— start Data section —
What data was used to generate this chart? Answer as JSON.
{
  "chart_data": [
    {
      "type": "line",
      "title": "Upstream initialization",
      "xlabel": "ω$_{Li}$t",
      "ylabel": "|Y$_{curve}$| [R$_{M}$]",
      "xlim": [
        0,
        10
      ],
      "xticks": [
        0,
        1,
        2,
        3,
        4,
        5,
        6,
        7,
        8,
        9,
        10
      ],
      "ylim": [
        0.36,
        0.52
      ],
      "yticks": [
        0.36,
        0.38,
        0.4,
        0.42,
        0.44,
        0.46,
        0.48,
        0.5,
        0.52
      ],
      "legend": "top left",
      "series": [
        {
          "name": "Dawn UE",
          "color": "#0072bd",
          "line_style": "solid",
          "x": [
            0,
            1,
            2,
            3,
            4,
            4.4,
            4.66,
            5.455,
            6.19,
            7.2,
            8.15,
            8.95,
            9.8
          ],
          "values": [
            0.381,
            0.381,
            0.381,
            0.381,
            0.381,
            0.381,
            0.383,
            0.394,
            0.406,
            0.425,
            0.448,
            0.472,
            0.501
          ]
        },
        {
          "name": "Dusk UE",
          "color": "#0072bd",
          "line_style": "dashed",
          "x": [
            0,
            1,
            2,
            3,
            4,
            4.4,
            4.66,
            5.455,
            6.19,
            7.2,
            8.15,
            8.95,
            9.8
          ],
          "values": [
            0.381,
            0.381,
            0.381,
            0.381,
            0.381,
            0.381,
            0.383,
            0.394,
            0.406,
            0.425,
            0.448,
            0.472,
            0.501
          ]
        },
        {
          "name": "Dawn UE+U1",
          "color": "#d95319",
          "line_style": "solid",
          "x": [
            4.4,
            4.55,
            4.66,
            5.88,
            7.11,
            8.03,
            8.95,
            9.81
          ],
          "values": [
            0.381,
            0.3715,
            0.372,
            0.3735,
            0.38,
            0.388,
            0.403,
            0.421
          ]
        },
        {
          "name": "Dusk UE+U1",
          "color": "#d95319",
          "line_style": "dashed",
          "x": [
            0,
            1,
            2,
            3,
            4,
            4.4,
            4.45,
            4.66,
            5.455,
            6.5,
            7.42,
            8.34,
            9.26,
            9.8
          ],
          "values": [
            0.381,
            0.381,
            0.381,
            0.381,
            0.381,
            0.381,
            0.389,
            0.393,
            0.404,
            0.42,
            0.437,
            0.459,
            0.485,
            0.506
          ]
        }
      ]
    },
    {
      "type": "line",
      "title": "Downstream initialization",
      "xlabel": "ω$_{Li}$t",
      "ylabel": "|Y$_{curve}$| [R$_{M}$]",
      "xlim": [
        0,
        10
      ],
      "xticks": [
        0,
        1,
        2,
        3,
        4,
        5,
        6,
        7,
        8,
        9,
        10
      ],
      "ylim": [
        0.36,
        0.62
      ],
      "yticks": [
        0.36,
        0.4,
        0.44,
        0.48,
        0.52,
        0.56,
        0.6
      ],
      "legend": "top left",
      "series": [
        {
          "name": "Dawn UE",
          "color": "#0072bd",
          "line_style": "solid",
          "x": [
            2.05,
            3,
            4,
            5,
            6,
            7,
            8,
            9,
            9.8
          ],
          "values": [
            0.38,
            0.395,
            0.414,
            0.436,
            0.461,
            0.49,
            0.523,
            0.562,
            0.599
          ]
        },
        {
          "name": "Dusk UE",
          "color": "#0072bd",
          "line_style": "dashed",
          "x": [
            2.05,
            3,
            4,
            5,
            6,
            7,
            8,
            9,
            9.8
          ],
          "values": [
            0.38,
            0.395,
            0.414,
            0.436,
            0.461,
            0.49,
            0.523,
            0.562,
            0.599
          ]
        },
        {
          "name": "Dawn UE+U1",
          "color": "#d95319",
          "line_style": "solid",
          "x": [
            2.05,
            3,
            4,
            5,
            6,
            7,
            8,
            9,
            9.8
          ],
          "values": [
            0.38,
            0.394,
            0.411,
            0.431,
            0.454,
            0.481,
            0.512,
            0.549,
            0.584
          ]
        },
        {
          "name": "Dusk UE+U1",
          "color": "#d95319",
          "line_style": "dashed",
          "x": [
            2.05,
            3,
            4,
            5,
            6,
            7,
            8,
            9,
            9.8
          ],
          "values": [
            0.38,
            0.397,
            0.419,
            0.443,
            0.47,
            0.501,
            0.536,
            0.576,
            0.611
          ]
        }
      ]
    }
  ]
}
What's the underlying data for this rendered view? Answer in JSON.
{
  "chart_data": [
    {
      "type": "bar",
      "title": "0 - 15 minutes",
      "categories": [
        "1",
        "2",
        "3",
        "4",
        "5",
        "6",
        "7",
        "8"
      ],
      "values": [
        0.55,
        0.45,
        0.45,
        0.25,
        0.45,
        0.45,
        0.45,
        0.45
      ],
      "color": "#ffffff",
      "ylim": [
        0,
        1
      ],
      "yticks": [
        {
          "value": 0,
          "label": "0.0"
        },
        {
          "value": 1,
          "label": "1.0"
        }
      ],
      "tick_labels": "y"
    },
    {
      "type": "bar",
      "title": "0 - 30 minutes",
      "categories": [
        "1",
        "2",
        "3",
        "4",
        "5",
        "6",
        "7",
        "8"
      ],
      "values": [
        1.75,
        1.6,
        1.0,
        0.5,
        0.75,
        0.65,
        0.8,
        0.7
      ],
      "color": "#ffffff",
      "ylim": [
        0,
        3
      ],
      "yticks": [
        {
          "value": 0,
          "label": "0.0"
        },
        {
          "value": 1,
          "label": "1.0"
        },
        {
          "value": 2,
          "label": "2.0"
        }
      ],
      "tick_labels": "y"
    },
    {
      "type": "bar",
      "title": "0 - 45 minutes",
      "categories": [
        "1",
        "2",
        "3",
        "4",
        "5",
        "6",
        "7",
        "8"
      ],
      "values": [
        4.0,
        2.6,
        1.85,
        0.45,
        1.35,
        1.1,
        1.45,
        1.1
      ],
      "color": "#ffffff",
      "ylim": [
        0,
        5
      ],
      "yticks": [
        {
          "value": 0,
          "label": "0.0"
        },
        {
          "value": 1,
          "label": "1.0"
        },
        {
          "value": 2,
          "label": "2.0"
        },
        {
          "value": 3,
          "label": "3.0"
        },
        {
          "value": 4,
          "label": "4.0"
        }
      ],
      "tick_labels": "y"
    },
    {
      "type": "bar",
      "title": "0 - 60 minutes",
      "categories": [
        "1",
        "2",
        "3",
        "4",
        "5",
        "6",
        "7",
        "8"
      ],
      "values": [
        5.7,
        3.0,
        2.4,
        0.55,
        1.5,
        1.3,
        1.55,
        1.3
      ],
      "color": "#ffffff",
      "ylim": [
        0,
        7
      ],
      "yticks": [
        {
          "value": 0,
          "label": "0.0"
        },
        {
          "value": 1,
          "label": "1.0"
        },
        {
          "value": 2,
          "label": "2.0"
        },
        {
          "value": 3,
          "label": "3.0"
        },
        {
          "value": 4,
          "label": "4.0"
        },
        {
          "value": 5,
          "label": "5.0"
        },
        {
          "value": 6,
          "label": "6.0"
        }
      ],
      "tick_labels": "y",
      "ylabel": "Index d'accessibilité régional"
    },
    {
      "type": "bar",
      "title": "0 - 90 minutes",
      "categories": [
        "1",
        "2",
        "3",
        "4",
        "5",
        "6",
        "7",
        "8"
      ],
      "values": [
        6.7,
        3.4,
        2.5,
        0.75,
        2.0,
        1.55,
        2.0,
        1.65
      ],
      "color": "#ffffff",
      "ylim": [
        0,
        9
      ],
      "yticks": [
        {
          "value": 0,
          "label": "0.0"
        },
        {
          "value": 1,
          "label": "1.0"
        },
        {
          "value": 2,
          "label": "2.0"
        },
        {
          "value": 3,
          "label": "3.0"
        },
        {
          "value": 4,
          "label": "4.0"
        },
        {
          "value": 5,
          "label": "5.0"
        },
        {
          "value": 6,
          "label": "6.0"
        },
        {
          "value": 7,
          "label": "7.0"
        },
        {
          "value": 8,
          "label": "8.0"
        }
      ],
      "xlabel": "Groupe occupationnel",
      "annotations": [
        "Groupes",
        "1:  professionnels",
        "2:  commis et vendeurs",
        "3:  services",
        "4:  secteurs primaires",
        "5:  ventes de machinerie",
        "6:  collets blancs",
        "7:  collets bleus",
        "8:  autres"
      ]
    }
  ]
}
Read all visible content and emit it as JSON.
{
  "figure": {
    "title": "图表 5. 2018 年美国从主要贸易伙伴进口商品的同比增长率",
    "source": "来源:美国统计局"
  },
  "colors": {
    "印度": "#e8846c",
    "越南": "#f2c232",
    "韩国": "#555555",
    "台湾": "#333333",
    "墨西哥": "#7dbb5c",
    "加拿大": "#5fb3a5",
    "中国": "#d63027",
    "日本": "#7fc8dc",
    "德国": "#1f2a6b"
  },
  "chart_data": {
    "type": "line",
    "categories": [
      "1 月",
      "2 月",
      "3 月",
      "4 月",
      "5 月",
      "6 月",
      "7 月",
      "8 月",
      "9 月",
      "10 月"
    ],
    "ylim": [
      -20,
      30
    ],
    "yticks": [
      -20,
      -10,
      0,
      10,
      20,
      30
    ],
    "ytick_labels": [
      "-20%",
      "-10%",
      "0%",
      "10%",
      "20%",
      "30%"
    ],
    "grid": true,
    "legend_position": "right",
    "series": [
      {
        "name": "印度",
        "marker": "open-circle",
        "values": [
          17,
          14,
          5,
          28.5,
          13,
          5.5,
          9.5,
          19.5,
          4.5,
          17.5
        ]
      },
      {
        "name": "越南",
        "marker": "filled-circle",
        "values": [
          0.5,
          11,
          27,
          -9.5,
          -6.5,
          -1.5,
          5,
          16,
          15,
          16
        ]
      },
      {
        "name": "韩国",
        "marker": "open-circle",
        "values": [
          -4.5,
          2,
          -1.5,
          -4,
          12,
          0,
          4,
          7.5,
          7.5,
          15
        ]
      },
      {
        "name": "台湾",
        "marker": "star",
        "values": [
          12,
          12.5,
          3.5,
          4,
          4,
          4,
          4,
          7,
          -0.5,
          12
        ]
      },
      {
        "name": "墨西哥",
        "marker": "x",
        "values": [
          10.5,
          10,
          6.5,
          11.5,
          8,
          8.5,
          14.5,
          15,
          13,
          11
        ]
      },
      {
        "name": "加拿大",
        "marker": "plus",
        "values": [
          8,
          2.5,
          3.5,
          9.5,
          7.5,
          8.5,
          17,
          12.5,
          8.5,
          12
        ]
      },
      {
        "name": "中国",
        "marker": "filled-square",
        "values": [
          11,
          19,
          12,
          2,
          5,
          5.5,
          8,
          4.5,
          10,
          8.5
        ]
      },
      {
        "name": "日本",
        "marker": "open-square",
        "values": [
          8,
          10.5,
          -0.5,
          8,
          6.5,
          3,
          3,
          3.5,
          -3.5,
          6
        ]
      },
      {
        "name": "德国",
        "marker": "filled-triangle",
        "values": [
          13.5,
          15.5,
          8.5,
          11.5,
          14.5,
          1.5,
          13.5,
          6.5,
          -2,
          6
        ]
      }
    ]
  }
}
— end Data section —
## Exercise brief
Look for lines containing the string "Answer" and copy them all.

## Completed exercise
What data was used to generate this chart? Answer as JSON.
What's the underlying data for this rendered view? Answer in JSON.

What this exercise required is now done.